─── Records shown ───

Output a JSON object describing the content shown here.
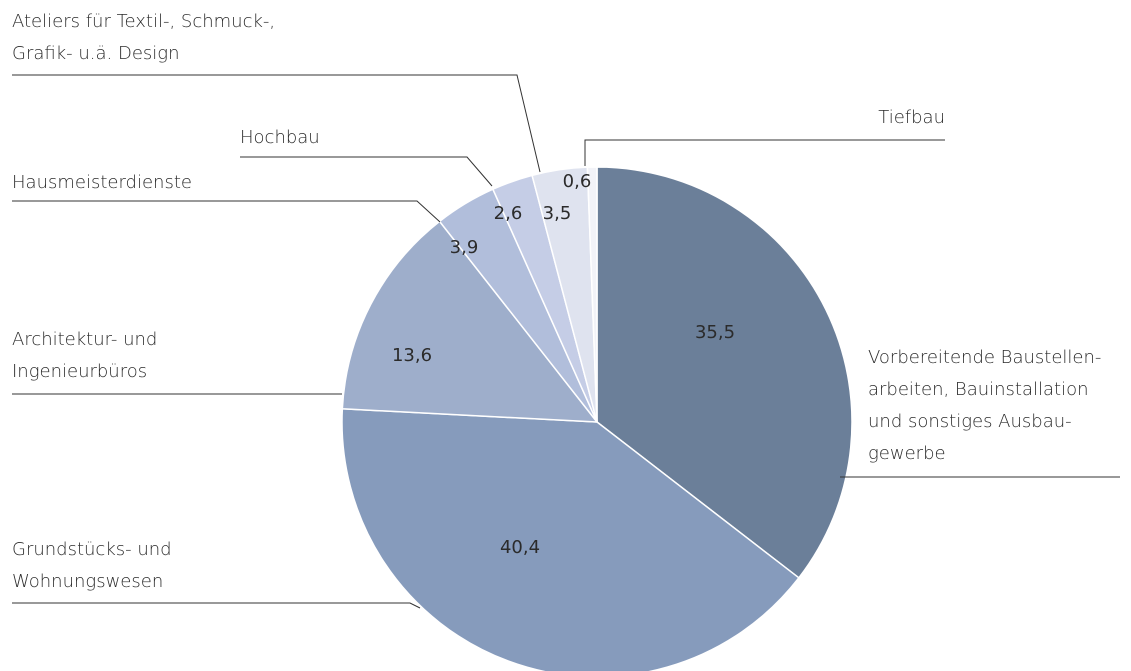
{
  "chart_data": {
    "type": "pie",
    "categories": [
      "Vorbereitende Baustellen-\narbeiten, Bauinstallation\nund sonstiges Ausbau-\ngewerbe",
      "Grundstücks- und\nWohnungswesen",
      "Architektur- und\nIngenieurbüros",
      "Hausmeisterdienste",
      "Hochbau",
      "Ateliers für Textil-, Schmuck-,\nGrafik- u.ä. Design",
      "Tiefbau"
    ],
    "values": [
      35.5,
      40.4,
      13.6,
      3.9,
      2.6,
      3.5,
      0.6
    ],
    "value_labels": [
      "35,5",
      "40,4",
      "13,6",
      "3,9",
      "2,6",
      "3,5",
      "0,6"
    ],
    "colors": [
      "#6b7f99",
      "#869bbc",
      "#9eaecb",
      "#b1bedb",
      "#c5cde6",
      "#dfe3ef",
      "#f2f3f8"
    ]
  }
}
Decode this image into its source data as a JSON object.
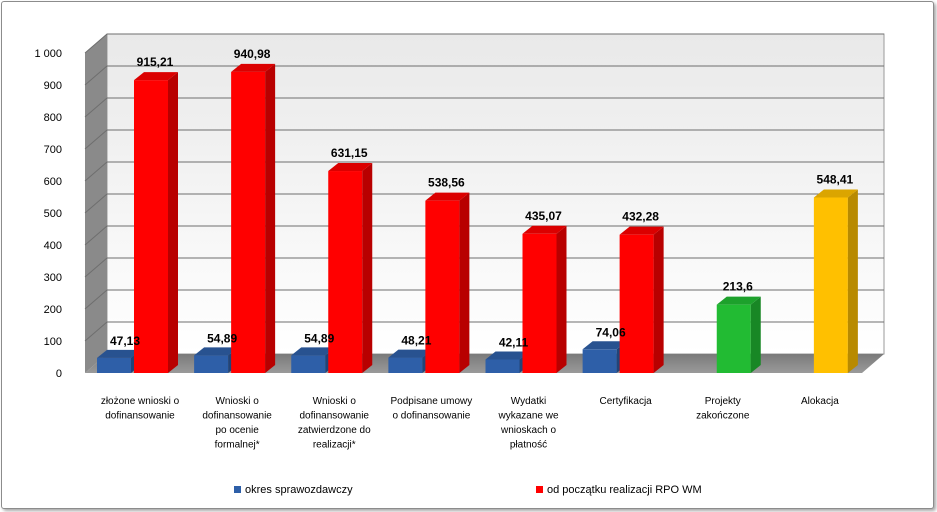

───

• The task
Return each line of the data that contains the string "JSON".

• Task response
Output a JSON object describing the content shown here.
Decode this image into its source data as a JSON object.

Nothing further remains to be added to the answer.